* [Work to do]
A line counts if it contains the string "share"; say how many such lines there are, giving only the number.

* [Items]
# # # # # # #

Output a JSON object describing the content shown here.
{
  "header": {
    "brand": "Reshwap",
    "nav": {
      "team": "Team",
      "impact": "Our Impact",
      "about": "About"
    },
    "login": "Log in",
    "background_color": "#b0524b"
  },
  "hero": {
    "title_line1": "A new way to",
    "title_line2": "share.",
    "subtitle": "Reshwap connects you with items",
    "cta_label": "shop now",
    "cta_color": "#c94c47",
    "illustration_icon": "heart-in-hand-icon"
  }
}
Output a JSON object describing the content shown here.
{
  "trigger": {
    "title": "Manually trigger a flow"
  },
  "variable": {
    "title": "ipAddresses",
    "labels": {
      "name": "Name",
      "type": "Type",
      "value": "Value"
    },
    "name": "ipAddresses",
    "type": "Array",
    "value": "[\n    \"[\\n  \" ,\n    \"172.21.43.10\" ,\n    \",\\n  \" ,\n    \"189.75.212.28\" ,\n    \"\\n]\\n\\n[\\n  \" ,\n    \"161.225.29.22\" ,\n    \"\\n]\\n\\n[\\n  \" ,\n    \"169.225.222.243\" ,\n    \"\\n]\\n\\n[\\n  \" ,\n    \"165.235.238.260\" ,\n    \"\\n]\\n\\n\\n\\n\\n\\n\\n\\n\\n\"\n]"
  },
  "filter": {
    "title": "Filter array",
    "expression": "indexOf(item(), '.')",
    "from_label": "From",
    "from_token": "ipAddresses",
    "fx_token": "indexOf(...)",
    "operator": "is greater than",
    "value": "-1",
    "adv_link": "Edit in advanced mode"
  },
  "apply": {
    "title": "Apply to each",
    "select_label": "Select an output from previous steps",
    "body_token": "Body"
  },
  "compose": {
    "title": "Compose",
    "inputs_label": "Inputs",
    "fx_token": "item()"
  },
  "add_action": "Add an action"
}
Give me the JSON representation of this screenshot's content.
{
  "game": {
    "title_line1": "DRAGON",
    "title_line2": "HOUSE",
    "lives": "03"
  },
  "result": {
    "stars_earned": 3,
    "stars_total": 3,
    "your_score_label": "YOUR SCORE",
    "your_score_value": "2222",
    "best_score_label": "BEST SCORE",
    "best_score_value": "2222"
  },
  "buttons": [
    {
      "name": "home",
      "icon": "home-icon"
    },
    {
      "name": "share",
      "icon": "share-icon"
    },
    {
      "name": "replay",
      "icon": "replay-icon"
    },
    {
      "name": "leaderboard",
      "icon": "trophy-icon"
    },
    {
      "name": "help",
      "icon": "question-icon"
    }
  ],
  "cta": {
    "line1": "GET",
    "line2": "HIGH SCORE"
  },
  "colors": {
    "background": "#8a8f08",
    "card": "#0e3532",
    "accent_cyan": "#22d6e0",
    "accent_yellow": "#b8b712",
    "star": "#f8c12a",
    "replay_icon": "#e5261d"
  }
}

# # # # # # #

* [Result for this exercise]
3